Material shown |

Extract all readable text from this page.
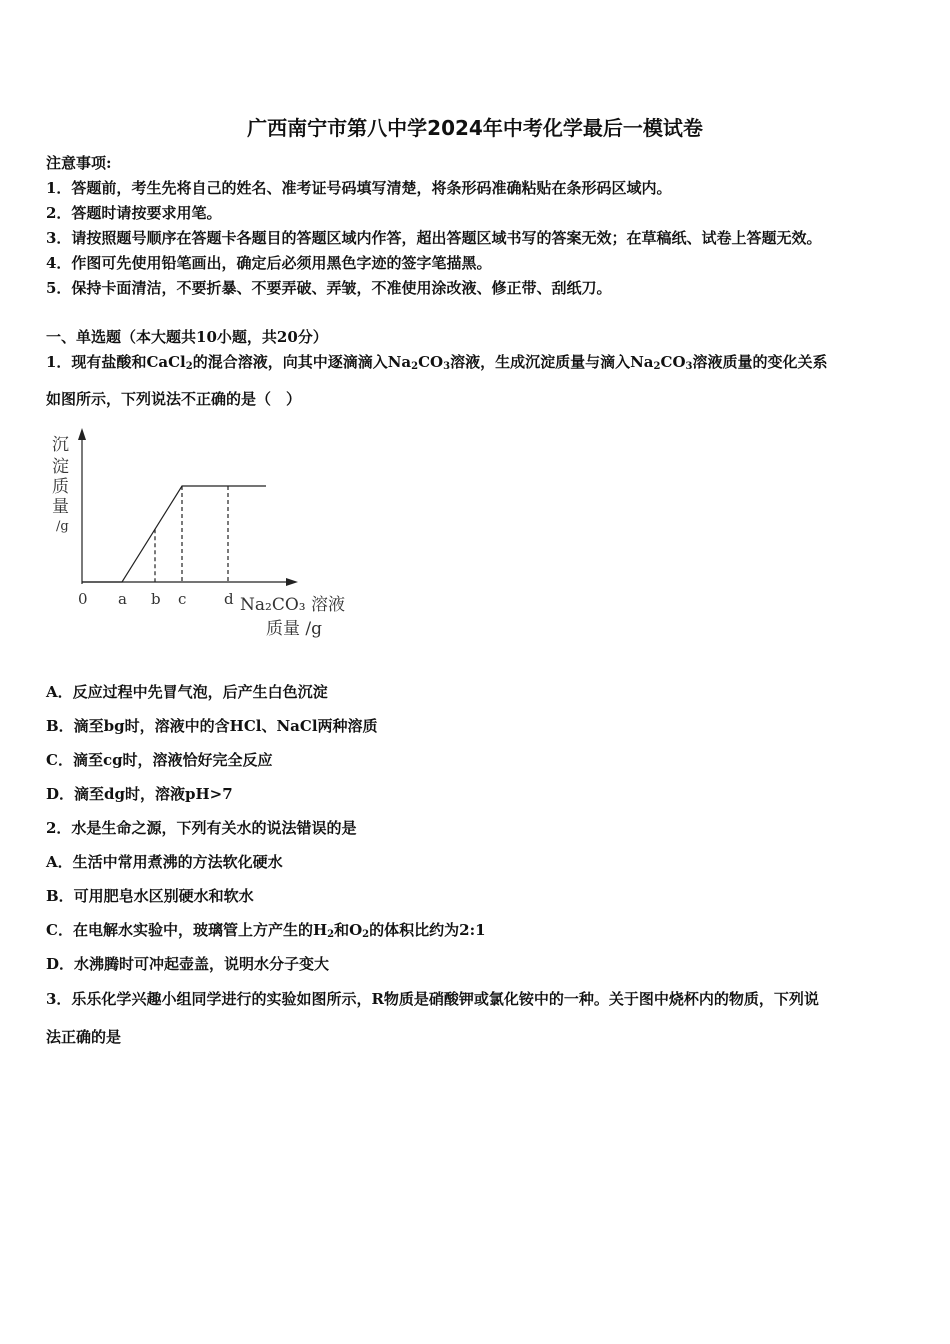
广西南宁市第八中学2024年中考化学最后一模试卷
注意事项:
1．答题前，考生先将自己的姓名、准考证号码填写清楚，将条形码准确粘贴在条形码区域内。
2．答题时请按要求用笔。
3．请按照题号顺序在答题卡各题目的答题区域内作答，超出答题区域书写的答案无效；在草稿纸、试卷上答题无效。
4．作图可先使用铅笔画出，确定后必须用黑色字迹的签字笔描黑。
5．保持卡面清洁，不要折暴、不要弄破、弄皱，不准使用涂改液、修正带、刮纸刀。
一、单选题（本大题共10小题，共20分）
1．现有盐酸和CaCl$_2$的混合溶液，向其中逐滴滴入$Na_2CO_3$溶液，生成沉淀质量与滴入$Na_2CO_3$溶液质量的变化关系
如图所示，下列说法不正确的是（　）
沉
淀
质
量
/g
0 a b c	d Na₂CO₃ 溶液
质量 /g
A．反应过程中先冒气泡，后产生白色沉淀
B．滴至bg时，溶液中的含HCl、NaCl两种溶质
C．滴至cg时，溶液恰好完全反应
D．滴至dg时，溶液pH>7
2．水是生命之源，下列有关水的说法错误的是
A．生活中常用煮沸的方法软化硬水
B．可用肥皂水区别硬水和软水
C．在电解水实验中，玻璃管上方产生的$H_2$和$O_2$的体积比约为2:1
D．水沸腾时可冲起壶盖，说明水分子变大
3．乐乐化学兴趣小组同学进行的实验如图所示，R物质是硝酸钾或氯化铵中的一种。关于图中烧杯内的物质，下列说
法正确的是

What is needed | Print the entries above exactly, taking out only the pictures.

Completed task |
Extract all readable text from this page.
广西南宁市第八中学2024年中考化学最后一模试卷
注意事项:
1．答题前，考生先将自己的姓名、准考证号码填写清楚，将条形码准确粘贴在条形码区域内。
2．答题时请按要求用笔。
3．请按照题号顺序在答题卡各题目的答题区域内作答，超出答题区域书写的答案无效；在草稿纸、试卷上答题无效。
4．作图可先使用铅笔画出，确定后必须用黑色字迹的签字笔描黑。
5．保持卡面清洁，不要折暴、不要弄破、弄皱，不准使用涂改液、修正带、刮纸刀。
一、单选题（本大题共10小题，共20分）
1．现有盐酸和CaCl$_2$的混合溶液，向其中逐滴滴入$Na_2CO_3$溶液，生成沉淀质量与滴入$Na_2CO_3$溶液质量的变化关系
如图所示，下列说法不正确的是（　）
沉
淀
质
量
/g
0 a b c	d Na₂CO₃ 溶液
质量 /g
A．反应过程中先冒气泡，后产生白色沉淀
B．滴至bg时，溶液中的含HCl、NaCl两种溶质
C．滴至cg时，溶液恰好完全反应
D．滴至dg时，溶液pH>7
2．水是生命之源，下列有关水的说法错误的是
A．生活中常用煮沸的方法软化硬水
B．可用肥皂水区别硬水和软水
C．在电解水实验中，玻璃管上方产生的$H_2$和$O_2$的体积比约为2:1
D．水沸腾时可冲起壶盖，说明水分子变大
3．乐乐化学兴趣小组同学进行的实验如图所示，R物质是硝酸钾或氯化铵中的一种。关于图中烧杯内的物质，下列说
法正确的是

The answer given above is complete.